EXERCISE INPUT:
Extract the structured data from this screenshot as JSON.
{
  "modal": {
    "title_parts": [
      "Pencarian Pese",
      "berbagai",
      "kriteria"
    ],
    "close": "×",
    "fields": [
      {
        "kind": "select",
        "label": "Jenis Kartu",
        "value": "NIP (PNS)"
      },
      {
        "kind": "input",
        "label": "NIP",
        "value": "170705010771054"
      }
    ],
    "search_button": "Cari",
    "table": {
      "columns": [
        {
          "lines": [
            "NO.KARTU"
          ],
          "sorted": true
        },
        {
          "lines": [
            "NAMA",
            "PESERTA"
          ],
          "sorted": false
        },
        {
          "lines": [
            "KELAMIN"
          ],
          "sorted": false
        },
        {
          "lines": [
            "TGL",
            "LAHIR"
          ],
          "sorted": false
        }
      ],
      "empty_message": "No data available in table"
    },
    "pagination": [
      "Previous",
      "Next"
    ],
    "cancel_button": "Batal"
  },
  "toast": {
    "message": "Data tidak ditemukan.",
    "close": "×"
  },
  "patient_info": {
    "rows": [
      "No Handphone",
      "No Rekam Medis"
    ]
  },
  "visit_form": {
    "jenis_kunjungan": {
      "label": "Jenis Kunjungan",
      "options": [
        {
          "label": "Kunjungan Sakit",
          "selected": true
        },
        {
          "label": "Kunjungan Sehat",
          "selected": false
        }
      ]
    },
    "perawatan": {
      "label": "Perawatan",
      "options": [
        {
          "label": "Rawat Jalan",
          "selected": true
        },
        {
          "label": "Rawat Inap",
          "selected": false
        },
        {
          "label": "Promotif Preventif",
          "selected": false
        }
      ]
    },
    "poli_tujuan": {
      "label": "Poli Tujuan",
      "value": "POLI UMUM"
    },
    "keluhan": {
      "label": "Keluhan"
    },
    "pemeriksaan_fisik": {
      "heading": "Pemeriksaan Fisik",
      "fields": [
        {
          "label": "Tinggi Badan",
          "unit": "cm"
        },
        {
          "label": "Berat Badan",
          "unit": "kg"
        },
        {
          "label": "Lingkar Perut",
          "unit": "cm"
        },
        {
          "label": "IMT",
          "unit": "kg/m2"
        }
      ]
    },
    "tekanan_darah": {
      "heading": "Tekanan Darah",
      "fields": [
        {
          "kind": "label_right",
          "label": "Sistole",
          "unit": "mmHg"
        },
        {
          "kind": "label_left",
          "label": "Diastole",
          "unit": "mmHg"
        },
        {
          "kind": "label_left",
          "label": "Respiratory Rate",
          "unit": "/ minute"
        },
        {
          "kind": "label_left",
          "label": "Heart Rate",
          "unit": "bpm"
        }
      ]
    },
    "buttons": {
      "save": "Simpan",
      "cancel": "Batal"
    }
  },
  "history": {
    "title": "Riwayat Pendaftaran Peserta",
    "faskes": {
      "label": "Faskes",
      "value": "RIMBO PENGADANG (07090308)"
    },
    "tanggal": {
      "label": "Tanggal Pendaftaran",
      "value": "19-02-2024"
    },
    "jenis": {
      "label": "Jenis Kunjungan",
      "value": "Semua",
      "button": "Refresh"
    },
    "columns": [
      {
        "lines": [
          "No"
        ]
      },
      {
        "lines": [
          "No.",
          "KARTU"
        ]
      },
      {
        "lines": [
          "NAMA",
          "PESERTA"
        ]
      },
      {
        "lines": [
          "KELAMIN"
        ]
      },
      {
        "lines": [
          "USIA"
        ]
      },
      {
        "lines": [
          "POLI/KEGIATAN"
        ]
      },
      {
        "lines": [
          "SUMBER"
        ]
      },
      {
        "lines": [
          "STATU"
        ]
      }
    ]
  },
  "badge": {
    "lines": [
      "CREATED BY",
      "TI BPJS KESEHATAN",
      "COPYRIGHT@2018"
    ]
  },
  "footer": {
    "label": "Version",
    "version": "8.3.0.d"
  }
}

EXERCISE REQUIREMENTS:
The whole listing above needs to be written out again exactly.

OUTPUT FOR THIS EXERCISE:
Extract the structured data from this screenshot as JSON.
{
  "modal": {
    "title_parts": [
      "Pencarian Pese",
      "berbagai",
      "kriteria"
    ],
    "close": "×",
    "fields": [
      {
        "kind": "select",
        "label": "Jenis Kartu",
        "value": "NIP (PNS)"
      },
      {
        "kind": "input",
        "label": "NIP",
        "value": "170705010771054"
      }
    ],
    "search_button": "Cari",
    "table": {
      "columns": [
        {
          "lines": [
            "NO.KARTU"
          ],
          "sorted": true
        },
        {
          "lines": [
            "NAMA",
            "PESERTA"
          ],
          "sorted": false
        },
        {
          "lines": [
            "KELAMIN"
          ],
          "sorted": false
        },
        {
          "lines": [
            "TGL",
            "LAHIR"
          ],
          "sorted": false
        }
      ],
      "empty_message": "No data available in table"
    },
    "pagination": [
      "Previous",
      "Next"
    ],
    "cancel_button": "Batal"
  },
  "toast": {
    "message": "Data tidak ditemukan.",
    "close": "×"
  },
  "patient_info": {
    "rows": [
      "No Handphone",
      "No Rekam Medis"
    ]
  },
  "visit_form": {
    "jenis_kunjungan": {
      "label": "Jenis Kunjungan",
      "options": [
        {
          "label": "Kunjungan Sakit",
          "selected": true
        },
        {
          "label": "Kunjungan Sehat",
          "selected": false
        }
      ]
    },
    "perawatan": {
      "label": "Perawatan",
      "options": [
        {
          "label": "Rawat Jalan",
          "selected": true
        },
        {
          "label": "Rawat Inap",
          "selected": false
        },
        {
          "label": "Promotif Preventif",
          "selected": false
        }
      ]
    },
    "poli_tujuan": {
      "label": "Poli Tujuan",
      "value": "POLI UMUM"
    },
    "keluhan": {
      "label": "Keluhan"
    },
    "pemeriksaan_fisik": {
      "heading": "Pemeriksaan Fisik",
      "fields": [
        {
          "label": "Tinggi Badan",
          "unit": "cm"
        },
        {
          "label": "Berat Badan",
          "unit": "kg"
        },
        {
          "label": "Lingkar Perut",
          "unit": "cm"
        },
        {
          "label": "IMT",
          "unit": "kg/m2"
        }
      ]
    },
    "tekanan_darah": {
      "heading": "Tekanan Darah",
      "fields": [
        {
          "kind": "label_right",
          "label": "Sistole",
          "unit": "mmHg"
        },
        {
          "kind": "label_left",
          "label": "Diastole",
          "unit": "mmHg"
        },
        {
          "kind": "label_left",
          "label": "Respiratory Rate",
          "unit": "/ minute"
        },
        {
          "kind": "label_left",
          "label": "Heart Rate",
          "unit": "bpm"
        }
      ]
    },
    "buttons": {
      "save": "Simpan",
      "cancel": "Batal"
    }
  },
  "history": {
    "title": "Riwayat Pendaftaran Peserta",
    "faskes": {
      "label": "Faskes",
      "value": "RIMBO PENGADANG (07090308)"
    },
    "tanggal": {
      "label": "Tanggal Pendaftaran",
      "value": "19-02-2024"
    },
    "jenis": {
      "label": "Jenis Kunjungan",
      "value": "Semua",
      "button": "Refresh"
    },
    "columns": [
      {
        "lines": [
          "No"
        ]
      },
      {
        "lines": [
          "No.",
          "KARTU"
        ]
      },
      {
        "lines": [
          "NAMA",
          "PESERTA"
        ]
      },
      {
        "lines": [
          "KELAMIN"
        ]
      },
      {
        "lines": [
          "USIA"
        ]
      },
      {
        "lines": [
          "POLI/KEGIATAN"
        ]
      },
      {
        "lines": [
          "SUMBER"
        ]
      },
      {
        "lines": [
          "STATU"
        ]
      }
    ]
  },
  "badge": {
    "lines": [
      "CREATED BY",
      "TI BPJS KESEHATAN",
      "COPYRIGHT@2018"
    ]
  },
  "footer": {
    "label": "Version",
    "version": "8.3.0.d"
  }
}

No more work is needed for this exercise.